Now if only they could more clearly communicate when games are playable offline.
Easy Anti Cheat - requires manual removal
Wait, so this sketchy, privacy-invading stuff remains even after a game is uninstalled?! I had no idea.
How is this stuff not classed as malware at this point?
W steam/valve
Any program having kernel level access is spyware. This is getting ridiculous.
Vanguard anticheat…
FYI - the owner of this site, gamingonlinux, was a mod on the !linux_gaming@lemmy.ml community until they were caught abusing their moderator powers. Then they deleted their account and complained on mastodon that it’s stupid design that mod logs are public. [Screenshot]
Instead, here’s a link to the official post https://steamcommunity.com/groups/steamworks/announcements/detail/4547038620960934857
Wow, mad because you can be held accountable. That’s sad.
Thanks for the steam link!

==================================================

Problems and tasks:
1. In the comment thread about anti-cheat software, which anti-cheat is described as requiring manual removal?
2. Reproduce the comment thread about anti-cheat software word for word between "Now if only" and "at this point?", inclusive.
3. Resume the comment thread about anti-cheat software after its final comment.

Stored data:
==================================================

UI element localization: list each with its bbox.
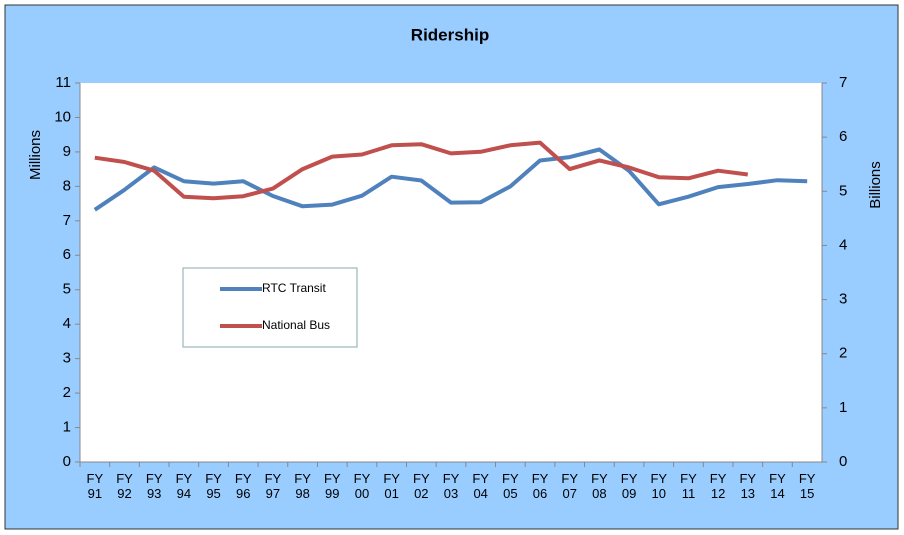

==================================================

Answer list:
1. Easy Anti Cheat

2.
Now if only they could more clearly communicate when games are playable offline.
Easy Anti Cheat - requires manual removal
Wait, so this sketchy, privacy-invading stuff remains even after a game is uninstalled?! I had no idea.
How is this stuff not classed as malware at this point?

3.
4 likes on him complaining that modlogs being public is something bad, cowards that only want to be shitty in the shadows.
I’m still fairly new. Where do I go for modlog drama?
There is a sub for sanity checking mod actions, aita-style.
If you keep in mind it is for active unconfirmed situations, and that votes there are not meant to mark the cases of mod abuse, I think it can fill that niche.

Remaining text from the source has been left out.